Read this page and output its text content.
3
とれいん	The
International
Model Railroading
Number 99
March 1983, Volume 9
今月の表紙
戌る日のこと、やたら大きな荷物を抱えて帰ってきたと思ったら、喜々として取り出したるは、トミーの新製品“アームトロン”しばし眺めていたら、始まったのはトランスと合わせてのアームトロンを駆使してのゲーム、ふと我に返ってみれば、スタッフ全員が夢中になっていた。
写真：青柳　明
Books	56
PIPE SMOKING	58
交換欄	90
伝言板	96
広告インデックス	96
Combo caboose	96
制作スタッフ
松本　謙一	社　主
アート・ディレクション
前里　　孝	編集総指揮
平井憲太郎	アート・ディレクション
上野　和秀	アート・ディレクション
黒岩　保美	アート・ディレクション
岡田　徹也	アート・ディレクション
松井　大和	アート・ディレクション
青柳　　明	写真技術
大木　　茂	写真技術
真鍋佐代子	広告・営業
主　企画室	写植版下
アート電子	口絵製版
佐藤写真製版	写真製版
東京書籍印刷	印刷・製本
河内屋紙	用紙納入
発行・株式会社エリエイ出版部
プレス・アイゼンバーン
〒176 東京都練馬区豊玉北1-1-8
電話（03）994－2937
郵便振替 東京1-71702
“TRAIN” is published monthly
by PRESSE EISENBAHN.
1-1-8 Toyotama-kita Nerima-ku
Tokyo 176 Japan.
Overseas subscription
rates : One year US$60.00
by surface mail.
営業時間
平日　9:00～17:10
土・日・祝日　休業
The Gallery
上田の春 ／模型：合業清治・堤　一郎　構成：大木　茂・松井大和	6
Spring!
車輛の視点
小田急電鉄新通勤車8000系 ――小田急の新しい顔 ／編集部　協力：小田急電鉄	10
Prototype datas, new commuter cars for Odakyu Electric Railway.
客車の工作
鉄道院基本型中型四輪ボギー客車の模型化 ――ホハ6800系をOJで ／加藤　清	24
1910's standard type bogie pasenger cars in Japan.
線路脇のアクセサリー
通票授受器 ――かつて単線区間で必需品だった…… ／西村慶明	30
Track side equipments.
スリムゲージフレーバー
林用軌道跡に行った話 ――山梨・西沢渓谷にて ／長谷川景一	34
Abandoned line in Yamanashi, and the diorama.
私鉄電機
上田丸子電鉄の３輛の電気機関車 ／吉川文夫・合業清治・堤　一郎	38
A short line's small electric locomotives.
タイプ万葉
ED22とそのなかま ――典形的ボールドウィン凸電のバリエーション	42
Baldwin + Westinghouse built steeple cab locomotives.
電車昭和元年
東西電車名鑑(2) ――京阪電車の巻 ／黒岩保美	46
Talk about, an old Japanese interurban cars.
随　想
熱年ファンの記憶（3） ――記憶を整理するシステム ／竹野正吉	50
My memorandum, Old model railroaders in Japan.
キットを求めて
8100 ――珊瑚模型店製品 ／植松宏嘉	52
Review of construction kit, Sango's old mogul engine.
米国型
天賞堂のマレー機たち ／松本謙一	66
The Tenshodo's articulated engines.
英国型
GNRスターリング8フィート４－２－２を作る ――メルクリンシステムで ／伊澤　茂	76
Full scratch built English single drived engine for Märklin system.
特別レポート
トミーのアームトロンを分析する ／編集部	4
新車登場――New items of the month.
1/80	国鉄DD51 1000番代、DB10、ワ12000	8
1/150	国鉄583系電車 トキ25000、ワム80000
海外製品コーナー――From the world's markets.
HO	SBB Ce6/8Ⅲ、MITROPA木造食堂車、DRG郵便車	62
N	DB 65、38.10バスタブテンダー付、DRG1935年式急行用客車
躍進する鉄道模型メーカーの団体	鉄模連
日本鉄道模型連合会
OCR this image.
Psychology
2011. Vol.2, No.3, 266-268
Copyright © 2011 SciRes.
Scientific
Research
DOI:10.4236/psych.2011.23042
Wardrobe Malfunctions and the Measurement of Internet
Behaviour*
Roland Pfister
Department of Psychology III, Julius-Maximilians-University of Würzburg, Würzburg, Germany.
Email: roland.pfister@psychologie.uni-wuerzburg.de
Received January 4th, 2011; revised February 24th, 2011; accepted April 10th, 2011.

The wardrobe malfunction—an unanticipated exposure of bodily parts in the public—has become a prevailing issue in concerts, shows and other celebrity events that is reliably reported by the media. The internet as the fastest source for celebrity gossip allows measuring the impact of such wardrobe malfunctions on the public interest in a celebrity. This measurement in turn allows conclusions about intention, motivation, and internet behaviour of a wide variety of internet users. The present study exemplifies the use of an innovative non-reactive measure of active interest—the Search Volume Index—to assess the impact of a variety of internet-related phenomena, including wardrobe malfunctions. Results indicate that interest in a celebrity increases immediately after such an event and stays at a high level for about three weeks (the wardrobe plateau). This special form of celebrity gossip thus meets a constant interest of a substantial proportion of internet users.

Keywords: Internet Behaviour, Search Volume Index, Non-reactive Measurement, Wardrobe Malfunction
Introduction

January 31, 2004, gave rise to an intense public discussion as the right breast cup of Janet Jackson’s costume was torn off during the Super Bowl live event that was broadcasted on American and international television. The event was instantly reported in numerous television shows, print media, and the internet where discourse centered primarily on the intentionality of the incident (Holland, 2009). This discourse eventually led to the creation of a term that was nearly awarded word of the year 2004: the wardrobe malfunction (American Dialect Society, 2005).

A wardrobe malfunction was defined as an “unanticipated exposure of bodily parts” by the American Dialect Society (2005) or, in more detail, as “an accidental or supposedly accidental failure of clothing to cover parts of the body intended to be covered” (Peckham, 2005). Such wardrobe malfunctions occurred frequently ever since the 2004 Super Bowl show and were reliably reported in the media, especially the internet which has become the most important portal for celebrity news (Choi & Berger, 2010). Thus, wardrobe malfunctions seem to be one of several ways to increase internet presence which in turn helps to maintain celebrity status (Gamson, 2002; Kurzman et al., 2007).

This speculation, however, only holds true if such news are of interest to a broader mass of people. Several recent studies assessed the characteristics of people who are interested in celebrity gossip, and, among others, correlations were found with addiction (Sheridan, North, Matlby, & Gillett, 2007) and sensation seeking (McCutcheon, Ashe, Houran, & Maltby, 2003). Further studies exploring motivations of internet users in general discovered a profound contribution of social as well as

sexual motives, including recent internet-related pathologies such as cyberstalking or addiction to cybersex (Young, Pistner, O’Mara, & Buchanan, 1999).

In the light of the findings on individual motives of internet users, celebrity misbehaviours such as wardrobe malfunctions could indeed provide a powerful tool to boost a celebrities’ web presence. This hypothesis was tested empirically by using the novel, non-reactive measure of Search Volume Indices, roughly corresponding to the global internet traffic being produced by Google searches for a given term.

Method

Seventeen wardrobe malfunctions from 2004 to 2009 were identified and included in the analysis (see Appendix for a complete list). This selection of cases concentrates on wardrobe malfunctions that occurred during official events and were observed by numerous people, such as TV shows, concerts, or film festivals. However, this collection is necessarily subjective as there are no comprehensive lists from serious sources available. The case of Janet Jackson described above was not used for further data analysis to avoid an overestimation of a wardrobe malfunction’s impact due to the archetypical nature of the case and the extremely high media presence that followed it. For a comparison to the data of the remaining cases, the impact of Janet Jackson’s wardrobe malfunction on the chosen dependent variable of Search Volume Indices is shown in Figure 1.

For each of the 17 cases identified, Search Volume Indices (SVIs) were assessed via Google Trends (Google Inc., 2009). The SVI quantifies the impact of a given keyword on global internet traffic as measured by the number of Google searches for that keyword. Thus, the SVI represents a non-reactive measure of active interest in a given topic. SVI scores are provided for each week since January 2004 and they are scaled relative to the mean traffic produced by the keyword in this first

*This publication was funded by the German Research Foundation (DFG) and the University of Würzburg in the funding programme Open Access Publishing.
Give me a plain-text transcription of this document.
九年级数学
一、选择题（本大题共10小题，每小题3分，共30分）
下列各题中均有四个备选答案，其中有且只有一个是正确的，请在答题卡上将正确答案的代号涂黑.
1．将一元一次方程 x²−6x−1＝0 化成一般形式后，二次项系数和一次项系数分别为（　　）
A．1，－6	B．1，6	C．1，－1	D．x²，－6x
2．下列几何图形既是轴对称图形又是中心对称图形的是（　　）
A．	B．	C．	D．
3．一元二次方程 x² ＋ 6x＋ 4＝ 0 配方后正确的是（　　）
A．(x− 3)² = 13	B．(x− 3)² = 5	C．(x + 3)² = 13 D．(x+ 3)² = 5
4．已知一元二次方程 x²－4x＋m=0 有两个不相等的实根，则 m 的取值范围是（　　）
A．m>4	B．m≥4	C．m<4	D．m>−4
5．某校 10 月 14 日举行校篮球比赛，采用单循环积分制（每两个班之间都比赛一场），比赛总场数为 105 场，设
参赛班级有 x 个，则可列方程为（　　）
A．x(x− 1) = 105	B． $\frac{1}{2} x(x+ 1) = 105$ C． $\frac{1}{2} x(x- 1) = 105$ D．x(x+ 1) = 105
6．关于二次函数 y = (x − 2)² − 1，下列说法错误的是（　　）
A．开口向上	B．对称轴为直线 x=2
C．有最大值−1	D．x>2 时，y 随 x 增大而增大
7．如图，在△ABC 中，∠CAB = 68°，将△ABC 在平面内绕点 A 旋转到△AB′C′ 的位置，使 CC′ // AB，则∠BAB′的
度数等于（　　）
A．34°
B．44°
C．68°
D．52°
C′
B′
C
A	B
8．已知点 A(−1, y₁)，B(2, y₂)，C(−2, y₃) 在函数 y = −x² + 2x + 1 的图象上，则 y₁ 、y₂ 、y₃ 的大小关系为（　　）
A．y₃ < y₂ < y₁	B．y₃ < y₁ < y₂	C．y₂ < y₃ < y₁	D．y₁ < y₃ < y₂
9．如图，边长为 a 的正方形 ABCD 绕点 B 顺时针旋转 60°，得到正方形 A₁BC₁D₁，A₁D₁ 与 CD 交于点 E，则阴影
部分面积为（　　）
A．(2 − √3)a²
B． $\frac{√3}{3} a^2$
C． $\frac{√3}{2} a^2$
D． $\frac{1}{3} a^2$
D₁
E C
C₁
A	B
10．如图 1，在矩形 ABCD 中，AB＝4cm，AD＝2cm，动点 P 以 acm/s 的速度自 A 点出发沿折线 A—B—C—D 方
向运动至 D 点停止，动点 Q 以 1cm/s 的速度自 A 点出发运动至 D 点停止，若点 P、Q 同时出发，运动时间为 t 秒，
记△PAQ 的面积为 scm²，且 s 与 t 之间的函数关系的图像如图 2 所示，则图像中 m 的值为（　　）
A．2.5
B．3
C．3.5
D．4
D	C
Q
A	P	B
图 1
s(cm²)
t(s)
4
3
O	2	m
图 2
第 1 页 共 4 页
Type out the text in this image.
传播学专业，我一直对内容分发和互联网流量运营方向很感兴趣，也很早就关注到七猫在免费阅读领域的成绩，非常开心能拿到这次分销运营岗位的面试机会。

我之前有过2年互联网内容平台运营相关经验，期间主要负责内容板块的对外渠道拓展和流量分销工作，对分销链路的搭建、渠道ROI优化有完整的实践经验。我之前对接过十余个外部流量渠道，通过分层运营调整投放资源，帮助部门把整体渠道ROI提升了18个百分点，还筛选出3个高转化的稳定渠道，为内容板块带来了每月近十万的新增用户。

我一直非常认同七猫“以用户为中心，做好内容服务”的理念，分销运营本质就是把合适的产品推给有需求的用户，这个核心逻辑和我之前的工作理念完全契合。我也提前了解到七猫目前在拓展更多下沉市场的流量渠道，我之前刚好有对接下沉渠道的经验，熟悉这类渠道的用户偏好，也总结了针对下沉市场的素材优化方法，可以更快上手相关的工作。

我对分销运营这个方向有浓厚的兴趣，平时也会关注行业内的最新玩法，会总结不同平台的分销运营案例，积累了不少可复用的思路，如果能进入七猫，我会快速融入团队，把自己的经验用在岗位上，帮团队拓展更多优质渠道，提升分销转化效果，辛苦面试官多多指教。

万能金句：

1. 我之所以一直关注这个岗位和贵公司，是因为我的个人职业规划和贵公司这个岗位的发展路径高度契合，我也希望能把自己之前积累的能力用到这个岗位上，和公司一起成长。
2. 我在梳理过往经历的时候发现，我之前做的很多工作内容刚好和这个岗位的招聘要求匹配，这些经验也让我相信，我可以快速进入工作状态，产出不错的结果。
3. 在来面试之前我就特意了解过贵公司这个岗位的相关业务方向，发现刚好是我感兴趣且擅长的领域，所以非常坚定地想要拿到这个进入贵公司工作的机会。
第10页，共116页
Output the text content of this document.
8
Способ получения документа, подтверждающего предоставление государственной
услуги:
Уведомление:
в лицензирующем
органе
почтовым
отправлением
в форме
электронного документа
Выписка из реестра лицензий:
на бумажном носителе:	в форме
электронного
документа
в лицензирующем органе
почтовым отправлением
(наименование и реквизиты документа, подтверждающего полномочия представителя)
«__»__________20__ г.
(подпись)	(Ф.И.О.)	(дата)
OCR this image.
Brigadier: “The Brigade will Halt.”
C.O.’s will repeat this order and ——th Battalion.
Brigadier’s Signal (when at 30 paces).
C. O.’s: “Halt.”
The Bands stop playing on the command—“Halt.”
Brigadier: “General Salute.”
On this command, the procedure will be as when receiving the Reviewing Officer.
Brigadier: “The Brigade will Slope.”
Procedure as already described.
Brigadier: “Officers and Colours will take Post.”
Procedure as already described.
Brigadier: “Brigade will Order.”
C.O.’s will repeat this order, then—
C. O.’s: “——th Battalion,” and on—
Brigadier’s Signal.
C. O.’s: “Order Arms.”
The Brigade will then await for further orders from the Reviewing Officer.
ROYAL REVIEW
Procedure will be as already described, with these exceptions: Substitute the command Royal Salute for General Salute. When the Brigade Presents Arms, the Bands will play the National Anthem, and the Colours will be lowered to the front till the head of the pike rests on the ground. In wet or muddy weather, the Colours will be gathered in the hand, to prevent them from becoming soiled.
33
⁂
Copy every line that includes the string "cases" from the material above.

Seventeen wardrobe malfunctions from 2004 to 2009 were identified and included in the analysis (see Appendix for a complete list). This selection of cases concentrates on wardrobe malfunctions that occurred during official events and were observed by numerous people, such as TV shows, concerts, or film festivals. However, this collection is necessarily subjective as there are no comprehensive lists from serious sources available. The case of Janet Jackson described above was not used for further data analysis to avoid an overestimation of a wardrobe malfunction’s impact due to the archetypical nature of the case and the extremely high media presence that followed it. For a comparison to the data of the remaining cases, the impact of Janet Jackson’s wardrobe malfunction on the chosen dependent variable of Search Volume Indices is shown in Figure 1.
For each of the 17 cases identified, Search Volume Indices (SVIs) were assessed via Google Trends (Google Inc., 2009). The SVI quantifies the impact of a given keyword on global internet traffic as measured by the number of Google searches for that keyword. Thus, the SVI represents a non-reactive measure of active interest in a given topic. SVI scores are provided for each week since January 2004 and they are scaled relative to the mean traffic produced by the keyword in this first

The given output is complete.